Go through the lines below. Copy those with "цели".

— begin Material provided —

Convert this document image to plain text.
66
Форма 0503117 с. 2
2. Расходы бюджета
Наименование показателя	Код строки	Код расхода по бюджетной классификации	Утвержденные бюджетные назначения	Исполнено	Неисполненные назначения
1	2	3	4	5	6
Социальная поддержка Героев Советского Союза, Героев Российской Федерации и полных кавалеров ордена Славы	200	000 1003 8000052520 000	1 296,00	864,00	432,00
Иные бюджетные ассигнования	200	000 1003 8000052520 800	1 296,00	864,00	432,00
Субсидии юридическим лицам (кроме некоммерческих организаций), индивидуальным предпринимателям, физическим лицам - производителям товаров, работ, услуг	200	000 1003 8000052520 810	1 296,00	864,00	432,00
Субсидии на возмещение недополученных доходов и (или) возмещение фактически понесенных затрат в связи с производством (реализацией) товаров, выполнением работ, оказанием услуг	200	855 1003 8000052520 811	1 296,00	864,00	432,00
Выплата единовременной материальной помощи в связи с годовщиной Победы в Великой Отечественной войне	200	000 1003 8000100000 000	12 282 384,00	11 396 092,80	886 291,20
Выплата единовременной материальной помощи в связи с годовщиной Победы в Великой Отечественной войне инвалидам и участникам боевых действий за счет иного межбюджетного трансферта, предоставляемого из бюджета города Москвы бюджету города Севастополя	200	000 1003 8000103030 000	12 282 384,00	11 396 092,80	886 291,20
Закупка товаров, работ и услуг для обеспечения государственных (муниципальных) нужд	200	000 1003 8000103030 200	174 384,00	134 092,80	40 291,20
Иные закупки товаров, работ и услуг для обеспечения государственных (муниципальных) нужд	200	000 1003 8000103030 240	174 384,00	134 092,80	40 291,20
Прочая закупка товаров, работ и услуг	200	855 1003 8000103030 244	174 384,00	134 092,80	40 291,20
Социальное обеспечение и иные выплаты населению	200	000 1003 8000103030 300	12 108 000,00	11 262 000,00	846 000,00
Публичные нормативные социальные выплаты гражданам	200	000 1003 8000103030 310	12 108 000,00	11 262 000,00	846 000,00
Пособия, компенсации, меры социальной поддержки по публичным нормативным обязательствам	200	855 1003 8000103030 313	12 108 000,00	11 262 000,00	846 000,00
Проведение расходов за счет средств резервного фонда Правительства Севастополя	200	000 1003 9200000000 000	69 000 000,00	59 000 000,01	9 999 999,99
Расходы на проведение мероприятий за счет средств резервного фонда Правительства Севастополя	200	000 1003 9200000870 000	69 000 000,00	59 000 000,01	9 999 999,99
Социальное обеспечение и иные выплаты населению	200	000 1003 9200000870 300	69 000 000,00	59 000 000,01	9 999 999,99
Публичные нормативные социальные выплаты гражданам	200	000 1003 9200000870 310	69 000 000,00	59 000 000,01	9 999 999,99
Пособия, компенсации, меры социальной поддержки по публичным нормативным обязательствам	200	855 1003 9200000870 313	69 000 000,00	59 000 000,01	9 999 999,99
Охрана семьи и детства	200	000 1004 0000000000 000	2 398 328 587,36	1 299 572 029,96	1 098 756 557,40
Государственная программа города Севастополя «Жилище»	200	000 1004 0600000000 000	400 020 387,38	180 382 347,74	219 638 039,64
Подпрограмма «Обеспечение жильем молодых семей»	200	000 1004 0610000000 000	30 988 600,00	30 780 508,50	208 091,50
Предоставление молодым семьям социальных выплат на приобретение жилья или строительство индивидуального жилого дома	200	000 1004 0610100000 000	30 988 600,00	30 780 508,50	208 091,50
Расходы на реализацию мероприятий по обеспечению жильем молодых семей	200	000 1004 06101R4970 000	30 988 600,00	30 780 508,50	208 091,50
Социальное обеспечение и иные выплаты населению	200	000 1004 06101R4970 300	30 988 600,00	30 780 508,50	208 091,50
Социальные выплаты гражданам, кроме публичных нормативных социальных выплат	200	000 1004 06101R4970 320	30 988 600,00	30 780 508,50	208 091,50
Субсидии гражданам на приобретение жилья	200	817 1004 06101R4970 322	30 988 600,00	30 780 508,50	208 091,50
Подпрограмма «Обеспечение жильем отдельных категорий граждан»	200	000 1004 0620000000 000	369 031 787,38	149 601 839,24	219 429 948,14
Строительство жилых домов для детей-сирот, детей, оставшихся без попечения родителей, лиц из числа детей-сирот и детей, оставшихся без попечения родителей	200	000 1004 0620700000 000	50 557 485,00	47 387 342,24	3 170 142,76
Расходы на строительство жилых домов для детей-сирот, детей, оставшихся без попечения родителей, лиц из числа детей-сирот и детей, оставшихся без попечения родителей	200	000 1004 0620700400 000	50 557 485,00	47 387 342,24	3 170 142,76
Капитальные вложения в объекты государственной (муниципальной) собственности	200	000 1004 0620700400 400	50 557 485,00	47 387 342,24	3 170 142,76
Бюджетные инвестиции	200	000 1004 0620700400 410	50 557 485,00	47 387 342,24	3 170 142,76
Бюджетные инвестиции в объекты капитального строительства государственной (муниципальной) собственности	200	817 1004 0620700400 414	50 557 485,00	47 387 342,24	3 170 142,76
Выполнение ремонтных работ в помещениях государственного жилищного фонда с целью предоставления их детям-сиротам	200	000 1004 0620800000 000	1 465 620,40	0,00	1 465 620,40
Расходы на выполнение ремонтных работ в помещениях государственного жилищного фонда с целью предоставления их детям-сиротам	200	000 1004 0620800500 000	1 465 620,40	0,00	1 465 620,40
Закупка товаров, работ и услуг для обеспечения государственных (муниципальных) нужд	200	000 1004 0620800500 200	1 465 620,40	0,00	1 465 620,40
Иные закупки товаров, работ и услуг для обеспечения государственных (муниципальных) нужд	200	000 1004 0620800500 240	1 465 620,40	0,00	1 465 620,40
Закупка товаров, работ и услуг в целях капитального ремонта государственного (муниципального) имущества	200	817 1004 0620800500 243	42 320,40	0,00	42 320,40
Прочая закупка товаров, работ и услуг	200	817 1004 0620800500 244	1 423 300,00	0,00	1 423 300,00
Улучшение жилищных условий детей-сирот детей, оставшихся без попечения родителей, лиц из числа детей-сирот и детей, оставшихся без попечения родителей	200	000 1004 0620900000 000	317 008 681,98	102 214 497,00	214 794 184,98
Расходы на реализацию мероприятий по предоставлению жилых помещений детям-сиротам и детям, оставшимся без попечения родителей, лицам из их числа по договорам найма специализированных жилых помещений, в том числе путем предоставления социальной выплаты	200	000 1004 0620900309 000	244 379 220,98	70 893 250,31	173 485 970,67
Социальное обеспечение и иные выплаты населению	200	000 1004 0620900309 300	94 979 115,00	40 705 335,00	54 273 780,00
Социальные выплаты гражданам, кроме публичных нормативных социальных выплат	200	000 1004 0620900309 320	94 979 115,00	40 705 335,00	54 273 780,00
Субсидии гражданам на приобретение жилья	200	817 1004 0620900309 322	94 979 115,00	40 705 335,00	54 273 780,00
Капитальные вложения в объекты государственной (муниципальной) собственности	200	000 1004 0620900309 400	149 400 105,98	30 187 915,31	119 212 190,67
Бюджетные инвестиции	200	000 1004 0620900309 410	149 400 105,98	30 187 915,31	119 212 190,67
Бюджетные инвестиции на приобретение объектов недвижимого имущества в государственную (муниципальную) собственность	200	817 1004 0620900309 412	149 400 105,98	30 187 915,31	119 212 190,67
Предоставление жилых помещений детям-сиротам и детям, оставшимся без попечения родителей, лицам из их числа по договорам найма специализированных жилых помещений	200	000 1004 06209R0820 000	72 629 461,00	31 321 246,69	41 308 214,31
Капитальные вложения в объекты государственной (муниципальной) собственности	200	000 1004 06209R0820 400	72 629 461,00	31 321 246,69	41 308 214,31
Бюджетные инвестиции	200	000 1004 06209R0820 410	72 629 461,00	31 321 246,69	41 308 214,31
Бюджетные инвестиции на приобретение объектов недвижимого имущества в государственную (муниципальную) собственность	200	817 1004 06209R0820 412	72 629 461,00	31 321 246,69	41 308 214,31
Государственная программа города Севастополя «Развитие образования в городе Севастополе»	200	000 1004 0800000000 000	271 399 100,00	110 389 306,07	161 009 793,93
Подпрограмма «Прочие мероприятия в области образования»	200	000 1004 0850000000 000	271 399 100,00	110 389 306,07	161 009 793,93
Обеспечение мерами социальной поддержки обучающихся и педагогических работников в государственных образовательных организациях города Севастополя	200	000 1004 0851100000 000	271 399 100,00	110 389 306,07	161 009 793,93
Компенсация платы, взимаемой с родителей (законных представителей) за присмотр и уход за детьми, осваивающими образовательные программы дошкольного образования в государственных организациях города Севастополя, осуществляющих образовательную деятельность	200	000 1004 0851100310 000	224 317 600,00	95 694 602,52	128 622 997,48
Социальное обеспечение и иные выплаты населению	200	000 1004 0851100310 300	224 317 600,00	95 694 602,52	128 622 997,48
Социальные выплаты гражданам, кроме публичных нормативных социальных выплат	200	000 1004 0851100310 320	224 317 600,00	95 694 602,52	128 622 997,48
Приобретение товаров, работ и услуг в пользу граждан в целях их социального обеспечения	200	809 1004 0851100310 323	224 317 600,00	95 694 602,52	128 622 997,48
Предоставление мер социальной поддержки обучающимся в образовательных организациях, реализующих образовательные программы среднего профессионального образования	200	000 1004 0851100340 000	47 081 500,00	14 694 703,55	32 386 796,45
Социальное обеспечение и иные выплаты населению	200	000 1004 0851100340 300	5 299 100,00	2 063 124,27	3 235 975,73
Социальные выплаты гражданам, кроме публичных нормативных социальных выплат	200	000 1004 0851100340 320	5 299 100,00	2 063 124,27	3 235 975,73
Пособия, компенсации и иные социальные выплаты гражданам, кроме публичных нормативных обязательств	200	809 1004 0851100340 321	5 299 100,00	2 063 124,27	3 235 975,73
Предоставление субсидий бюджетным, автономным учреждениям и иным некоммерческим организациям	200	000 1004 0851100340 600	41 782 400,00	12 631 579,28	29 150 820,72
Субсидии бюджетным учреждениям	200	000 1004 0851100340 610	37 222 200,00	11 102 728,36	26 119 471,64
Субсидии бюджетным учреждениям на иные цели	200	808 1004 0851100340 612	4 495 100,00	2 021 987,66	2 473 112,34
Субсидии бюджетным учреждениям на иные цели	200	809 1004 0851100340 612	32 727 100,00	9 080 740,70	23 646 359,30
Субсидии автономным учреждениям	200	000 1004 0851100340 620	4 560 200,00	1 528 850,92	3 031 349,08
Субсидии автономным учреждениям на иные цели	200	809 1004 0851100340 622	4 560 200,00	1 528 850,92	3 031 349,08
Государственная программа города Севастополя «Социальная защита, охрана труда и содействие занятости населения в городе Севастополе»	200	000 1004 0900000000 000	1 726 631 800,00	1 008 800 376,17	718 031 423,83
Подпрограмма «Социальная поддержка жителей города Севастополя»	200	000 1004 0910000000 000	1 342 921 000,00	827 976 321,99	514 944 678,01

— end Material provided —

#### [Exercise response]
Субсидии бюджетным учреждениям на иные цели	200	808 1004 0851100340 612	4 495 100,00	2 021 987,66	2 473 112,34
Субсидии бюджетным учреждениям на иные цели	200	809 1004 0851100340 612	32 727 100,00	9 080 740,70	23 646 359,30
Субсидии автономным учреждениям на иные цели	200	809 1004 0851100340 622	4 560 200,00	1 528 850,92	3 031 349,08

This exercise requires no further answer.